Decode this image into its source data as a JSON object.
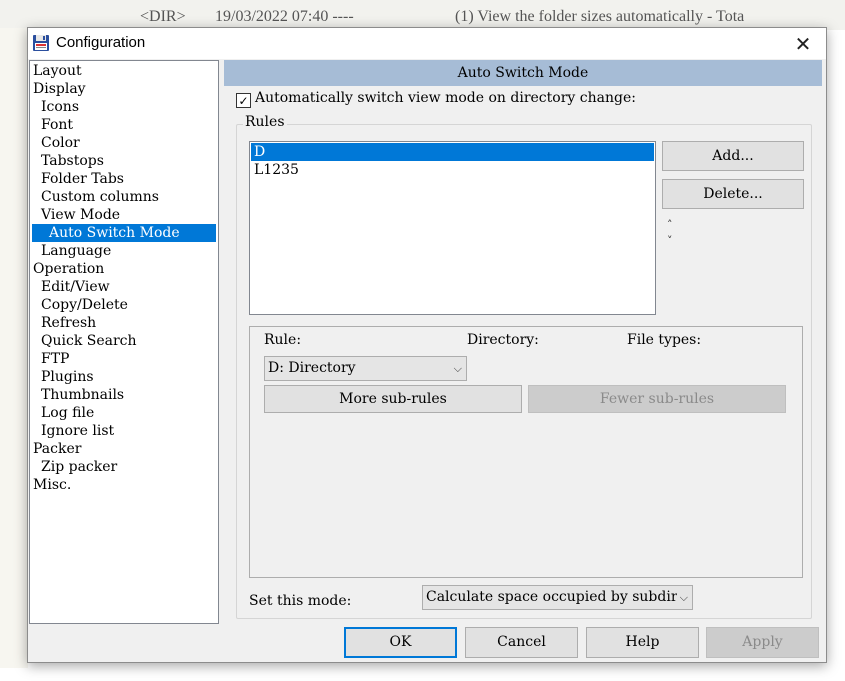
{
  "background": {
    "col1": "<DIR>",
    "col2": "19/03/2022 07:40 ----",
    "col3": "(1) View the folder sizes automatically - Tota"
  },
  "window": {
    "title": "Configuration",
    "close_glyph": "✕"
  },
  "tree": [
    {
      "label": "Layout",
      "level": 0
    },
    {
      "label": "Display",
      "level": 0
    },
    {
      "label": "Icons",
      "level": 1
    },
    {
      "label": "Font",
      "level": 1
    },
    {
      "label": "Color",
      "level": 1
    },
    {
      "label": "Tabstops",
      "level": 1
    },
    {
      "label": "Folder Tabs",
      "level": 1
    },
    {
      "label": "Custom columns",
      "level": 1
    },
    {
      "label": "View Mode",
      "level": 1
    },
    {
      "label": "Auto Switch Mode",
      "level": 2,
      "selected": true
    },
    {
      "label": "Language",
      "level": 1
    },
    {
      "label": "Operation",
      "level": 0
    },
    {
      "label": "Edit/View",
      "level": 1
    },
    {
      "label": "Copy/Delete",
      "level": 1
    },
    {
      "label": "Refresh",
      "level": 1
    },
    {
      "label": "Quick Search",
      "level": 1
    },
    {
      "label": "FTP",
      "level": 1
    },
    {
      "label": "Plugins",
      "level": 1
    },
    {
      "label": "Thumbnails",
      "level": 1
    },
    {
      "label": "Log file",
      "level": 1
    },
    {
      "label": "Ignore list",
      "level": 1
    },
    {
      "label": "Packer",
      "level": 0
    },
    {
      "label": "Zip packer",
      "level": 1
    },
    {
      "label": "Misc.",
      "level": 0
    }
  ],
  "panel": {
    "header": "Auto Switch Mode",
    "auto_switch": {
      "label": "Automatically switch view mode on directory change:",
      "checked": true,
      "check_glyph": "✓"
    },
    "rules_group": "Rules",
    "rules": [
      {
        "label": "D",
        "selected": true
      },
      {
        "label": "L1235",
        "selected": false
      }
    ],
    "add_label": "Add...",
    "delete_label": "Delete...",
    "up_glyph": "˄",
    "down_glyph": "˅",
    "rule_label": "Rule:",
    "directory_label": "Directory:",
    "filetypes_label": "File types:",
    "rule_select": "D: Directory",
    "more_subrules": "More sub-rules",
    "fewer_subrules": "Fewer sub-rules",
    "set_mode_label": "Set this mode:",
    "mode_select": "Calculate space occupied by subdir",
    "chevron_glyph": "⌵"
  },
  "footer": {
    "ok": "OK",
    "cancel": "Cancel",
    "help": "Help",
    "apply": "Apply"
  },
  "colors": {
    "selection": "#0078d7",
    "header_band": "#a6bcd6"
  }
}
━━━━━━━━━━━━━━━━━━━━━━━━━━━━━━
▸ Work to complete
Scan the material above. Return every line containing the string "this".

▸ Exercise response
Decode this image into its source data as a JSON object.
    "set_mode_label": "Set this mode:",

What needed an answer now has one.